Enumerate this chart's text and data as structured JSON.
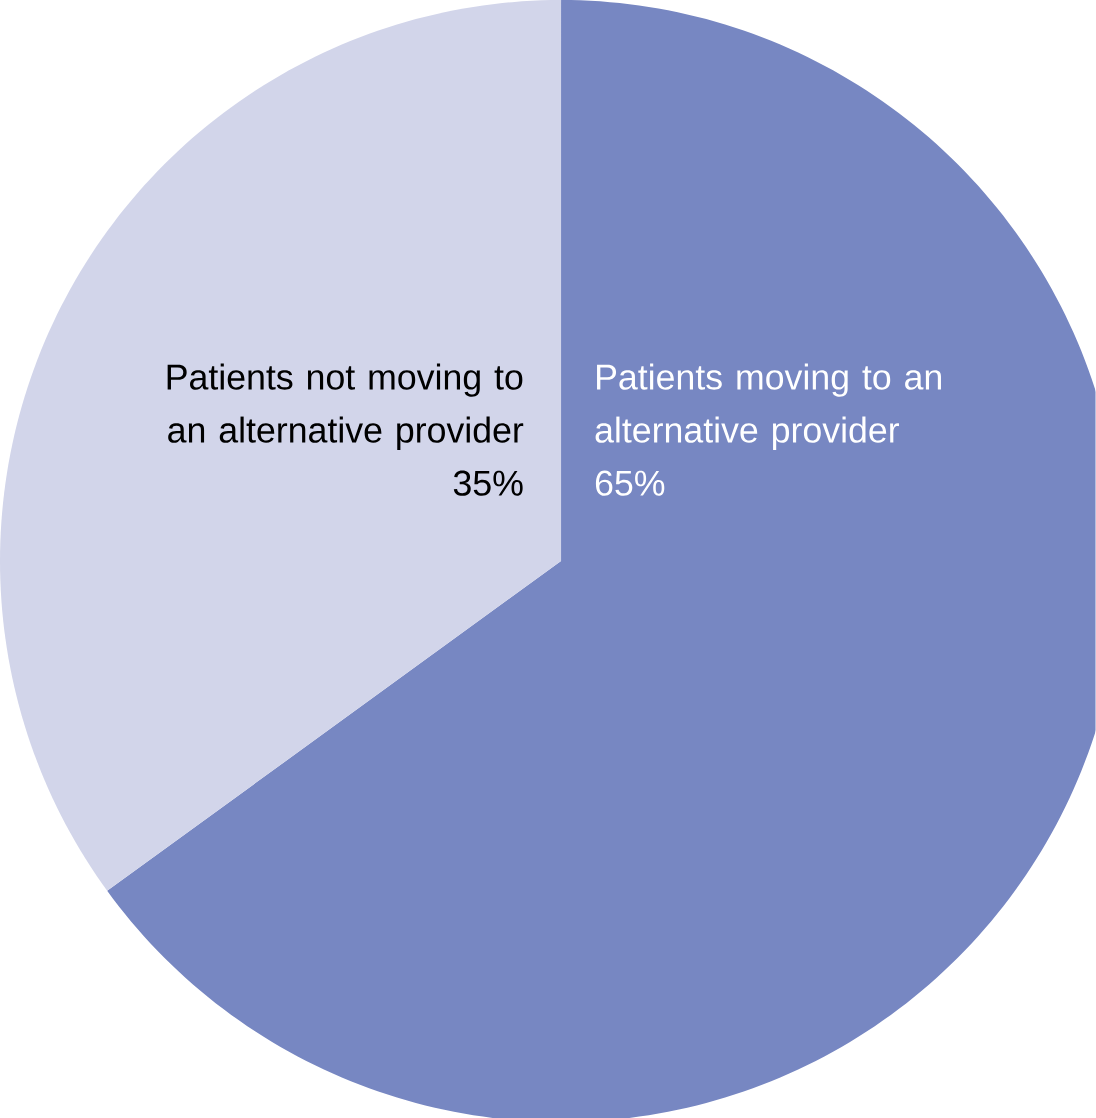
{
  "chart_data": {
    "type": "pie",
    "categories": [
      "Patients moving to an alternative provider",
      "Patients not moving to an alternative provider"
    ],
    "values": [
      65,
      35
    ],
    "value_labels": [
      "65%",
      "35%"
    ],
    "colors": [
      "#7787c2",
      "#d2d5ea"
    ]
  }
}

EXERCISE PROMPT » With the pictures set aside, repeat every entry above exactly.

ANSWER SPACE »
Enumerate this chart's text and data as structured JSON.
{
  "chart_data": {
    "type": "pie",
    "categories": [
      "Patients moving to an alternative provider",
      "Patients not moving to an alternative provider"
    ],
    "values": [
      65,
      35
    ],
    "value_labels": [
      "65%",
      "35%"
    ],
    "colors": [
      "#7787c2",
      "#d2d5ea"
    ]
  }
}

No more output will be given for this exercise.